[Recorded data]
►
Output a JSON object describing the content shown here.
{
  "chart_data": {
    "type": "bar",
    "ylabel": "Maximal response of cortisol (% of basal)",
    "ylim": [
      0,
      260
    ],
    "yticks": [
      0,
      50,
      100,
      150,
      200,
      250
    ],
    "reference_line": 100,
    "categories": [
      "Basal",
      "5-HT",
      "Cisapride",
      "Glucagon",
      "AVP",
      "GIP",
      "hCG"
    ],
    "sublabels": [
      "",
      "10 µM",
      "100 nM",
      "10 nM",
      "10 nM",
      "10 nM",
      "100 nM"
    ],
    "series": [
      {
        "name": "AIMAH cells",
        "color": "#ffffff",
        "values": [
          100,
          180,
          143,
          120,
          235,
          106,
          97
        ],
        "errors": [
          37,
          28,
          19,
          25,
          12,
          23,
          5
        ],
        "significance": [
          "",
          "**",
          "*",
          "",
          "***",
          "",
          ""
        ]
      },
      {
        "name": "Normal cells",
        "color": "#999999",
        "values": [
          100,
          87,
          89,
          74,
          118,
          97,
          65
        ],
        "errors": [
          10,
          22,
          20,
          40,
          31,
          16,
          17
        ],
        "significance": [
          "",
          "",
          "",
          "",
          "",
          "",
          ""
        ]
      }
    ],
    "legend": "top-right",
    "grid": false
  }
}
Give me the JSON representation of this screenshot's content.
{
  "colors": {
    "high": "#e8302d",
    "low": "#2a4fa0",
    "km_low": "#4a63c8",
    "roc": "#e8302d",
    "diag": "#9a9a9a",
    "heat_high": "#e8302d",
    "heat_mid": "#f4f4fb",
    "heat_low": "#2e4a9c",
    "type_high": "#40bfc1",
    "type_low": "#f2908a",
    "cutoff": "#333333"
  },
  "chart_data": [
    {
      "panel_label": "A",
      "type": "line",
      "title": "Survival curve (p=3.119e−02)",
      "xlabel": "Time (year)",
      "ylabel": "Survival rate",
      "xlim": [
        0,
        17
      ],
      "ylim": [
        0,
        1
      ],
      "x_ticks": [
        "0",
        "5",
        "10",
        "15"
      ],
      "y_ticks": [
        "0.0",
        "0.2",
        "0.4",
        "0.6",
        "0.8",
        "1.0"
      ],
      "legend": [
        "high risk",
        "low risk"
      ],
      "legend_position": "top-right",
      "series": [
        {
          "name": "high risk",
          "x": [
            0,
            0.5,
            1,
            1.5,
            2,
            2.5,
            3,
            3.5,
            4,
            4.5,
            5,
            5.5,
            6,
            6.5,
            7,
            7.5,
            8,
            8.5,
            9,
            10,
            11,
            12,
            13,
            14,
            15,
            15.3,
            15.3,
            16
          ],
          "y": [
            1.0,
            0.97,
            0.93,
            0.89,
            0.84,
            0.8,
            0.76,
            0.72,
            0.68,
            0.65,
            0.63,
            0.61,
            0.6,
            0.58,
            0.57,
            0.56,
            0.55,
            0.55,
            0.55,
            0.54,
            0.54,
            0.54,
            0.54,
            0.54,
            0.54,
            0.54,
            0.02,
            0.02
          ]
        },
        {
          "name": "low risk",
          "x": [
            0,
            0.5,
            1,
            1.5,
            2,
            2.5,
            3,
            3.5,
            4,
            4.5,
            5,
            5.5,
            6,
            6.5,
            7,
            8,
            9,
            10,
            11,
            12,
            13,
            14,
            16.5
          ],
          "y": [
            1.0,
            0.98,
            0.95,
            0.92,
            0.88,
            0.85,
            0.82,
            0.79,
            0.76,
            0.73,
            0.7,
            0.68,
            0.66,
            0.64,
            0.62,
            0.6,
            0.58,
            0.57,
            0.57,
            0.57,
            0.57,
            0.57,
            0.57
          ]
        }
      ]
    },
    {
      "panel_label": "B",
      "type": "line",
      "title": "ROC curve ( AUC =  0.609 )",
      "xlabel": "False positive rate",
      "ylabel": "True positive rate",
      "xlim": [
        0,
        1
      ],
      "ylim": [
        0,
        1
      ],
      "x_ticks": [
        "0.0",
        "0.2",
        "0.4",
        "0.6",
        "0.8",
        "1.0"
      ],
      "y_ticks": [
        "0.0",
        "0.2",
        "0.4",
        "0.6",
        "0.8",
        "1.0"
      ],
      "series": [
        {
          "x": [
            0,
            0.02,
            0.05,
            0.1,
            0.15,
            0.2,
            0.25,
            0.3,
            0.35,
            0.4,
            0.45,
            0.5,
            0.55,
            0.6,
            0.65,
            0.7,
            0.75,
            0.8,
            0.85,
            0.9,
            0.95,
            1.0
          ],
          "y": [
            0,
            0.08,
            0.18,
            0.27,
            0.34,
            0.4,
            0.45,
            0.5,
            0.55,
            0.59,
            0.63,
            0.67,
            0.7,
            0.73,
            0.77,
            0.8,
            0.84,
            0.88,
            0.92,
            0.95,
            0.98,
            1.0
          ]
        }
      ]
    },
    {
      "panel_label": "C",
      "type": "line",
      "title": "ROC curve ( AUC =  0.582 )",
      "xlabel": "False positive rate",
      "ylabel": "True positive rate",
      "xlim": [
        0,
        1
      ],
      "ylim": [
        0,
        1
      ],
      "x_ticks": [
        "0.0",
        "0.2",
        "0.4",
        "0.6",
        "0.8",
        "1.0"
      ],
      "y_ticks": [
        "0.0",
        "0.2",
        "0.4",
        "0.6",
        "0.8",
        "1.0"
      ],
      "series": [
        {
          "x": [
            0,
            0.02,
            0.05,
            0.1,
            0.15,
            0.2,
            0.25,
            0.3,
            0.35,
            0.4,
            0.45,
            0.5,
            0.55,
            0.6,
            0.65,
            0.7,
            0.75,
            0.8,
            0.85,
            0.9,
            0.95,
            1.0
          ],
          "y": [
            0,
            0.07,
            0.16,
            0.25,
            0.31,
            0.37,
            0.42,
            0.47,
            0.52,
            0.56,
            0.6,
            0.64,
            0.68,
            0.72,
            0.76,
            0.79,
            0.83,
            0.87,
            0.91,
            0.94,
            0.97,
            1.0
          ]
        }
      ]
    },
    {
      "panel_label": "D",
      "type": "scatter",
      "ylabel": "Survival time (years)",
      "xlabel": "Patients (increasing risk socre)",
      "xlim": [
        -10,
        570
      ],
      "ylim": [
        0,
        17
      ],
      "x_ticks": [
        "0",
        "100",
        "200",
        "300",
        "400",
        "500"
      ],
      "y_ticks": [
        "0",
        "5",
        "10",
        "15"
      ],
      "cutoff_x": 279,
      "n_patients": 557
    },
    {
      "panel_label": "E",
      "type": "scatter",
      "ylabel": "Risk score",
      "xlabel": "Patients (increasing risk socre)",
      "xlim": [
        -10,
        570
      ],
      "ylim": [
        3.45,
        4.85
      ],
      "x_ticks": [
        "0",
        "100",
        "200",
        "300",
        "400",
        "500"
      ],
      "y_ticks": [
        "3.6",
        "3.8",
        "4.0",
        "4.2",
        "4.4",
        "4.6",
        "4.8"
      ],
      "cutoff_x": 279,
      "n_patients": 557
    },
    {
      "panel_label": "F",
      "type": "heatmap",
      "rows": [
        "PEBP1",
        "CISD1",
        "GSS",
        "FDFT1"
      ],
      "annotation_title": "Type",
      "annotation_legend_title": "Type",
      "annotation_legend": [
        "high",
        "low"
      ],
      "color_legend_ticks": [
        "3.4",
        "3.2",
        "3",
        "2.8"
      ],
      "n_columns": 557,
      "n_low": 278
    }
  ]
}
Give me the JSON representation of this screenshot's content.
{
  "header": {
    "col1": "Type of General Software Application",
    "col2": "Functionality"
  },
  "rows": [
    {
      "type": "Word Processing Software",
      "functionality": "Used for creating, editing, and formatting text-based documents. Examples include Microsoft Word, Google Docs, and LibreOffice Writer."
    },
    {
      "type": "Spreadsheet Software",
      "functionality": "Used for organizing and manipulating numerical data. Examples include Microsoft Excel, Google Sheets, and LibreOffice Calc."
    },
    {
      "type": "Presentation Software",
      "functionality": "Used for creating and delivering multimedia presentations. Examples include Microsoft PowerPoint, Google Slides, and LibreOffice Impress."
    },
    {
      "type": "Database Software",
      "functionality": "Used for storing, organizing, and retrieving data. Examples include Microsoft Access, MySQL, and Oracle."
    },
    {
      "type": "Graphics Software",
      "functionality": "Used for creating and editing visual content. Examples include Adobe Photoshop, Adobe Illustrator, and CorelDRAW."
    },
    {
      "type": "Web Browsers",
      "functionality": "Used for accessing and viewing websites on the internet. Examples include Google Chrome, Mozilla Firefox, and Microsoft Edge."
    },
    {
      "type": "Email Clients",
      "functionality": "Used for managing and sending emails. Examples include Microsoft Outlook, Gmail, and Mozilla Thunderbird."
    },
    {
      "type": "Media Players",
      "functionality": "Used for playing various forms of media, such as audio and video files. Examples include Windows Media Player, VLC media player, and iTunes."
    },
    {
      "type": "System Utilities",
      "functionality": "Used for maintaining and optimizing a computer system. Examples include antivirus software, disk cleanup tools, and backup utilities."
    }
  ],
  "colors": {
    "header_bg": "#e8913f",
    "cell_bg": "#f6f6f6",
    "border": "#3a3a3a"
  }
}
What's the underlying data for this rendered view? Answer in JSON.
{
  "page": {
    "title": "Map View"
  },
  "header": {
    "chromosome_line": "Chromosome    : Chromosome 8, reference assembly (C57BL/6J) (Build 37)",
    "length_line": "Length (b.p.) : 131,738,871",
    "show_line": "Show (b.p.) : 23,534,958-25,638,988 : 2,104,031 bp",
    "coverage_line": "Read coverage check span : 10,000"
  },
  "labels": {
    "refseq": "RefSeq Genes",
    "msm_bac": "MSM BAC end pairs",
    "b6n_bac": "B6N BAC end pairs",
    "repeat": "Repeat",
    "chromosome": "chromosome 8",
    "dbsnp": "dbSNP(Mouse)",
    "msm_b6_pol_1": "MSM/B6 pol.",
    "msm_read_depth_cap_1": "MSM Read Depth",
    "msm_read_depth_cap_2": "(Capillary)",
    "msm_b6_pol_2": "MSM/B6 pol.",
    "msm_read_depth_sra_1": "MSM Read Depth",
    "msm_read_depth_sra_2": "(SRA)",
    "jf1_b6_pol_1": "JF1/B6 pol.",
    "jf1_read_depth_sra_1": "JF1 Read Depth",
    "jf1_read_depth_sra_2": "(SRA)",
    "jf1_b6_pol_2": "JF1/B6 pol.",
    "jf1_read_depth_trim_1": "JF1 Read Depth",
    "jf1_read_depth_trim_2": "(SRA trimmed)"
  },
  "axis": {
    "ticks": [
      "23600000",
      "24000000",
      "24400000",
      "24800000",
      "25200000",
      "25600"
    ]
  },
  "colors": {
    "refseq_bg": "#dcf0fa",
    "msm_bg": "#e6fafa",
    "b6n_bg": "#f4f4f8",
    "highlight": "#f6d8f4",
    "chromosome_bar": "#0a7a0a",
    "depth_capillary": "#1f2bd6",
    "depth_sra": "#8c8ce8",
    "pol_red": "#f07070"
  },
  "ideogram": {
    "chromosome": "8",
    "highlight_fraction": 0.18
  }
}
◄
*WORK ORDER*
Your answer must consist only of the lines from the one with "What's the underlying" through the final line of the entries, each retyped exactly.

*SOLUTION TO THIS EXERCISE*
What's the underlying data for this rendered view? Answer in JSON.
{
  "page": {
    "title": "Map View"
  },
  "header": {
    "chromosome_line": "Chromosome    : Chromosome 8, reference assembly (C57BL/6J) (Build 37)",
    "length_line": "Length (b.p.) : 131,738,871",
    "show_line": "Show (b.p.) : 23,534,958-25,638,988 : 2,104,031 bp",
    "coverage_line": "Read coverage check span : 10,000"
  },
  "labels": {
    "refseq": "RefSeq Genes",
    "msm_bac": "MSM BAC end pairs",
    "b6n_bac": "B6N BAC end pairs",
    "repeat": "Repeat",
    "chromosome": "chromosome 8",
    "dbsnp": "dbSNP(Mouse)",
    "msm_b6_pol_1": "MSM/B6 pol.",
    "msm_read_depth_cap_1": "MSM Read Depth",
    "msm_read_depth_cap_2": "(Capillary)",
    "msm_b6_pol_2": "MSM/B6 pol.",
    "msm_read_depth_sra_1": "MSM Read Depth",
    "msm_read_depth_sra_2": "(SRA)",
    "jf1_b6_pol_1": "JF1/B6 pol.",
    "jf1_read_depth_sra_1": "JF1 Read Depth",
    "jf1_read_depth_sra_2": "(SRA)",
    "jf1_b6_pol_2": "JF1/B6 pol.",
    "jf1_read_depth_trim_1": "JF1 Read Depth",
    "jf1_read_depth_trim_2": "(SRA trimmed)"
  },
  "axis": {
    "ticks": [
      "23600000",
      "24000000",
      "24400000",
      "24800000",
      "25200000",
      "25600"
    ]
  },
  "colors": {
    "refseq_bg": "#dcf0fa",
    "msm_bg": "#e6fafa",
    "b6n_bg": "#f4f4f8",
    "highlight": "#f6d8f4",
    "chromosome_bar": "#0a7a0a",
    "depth_capillary": "#1f2bd6",
    "depth_sra": "#8c8ce8",
    "pol_red": "#f07070"
  },
  "ideogram": {
    "chromosome": "8",
    "highlight_fraction": 0.18
  }
}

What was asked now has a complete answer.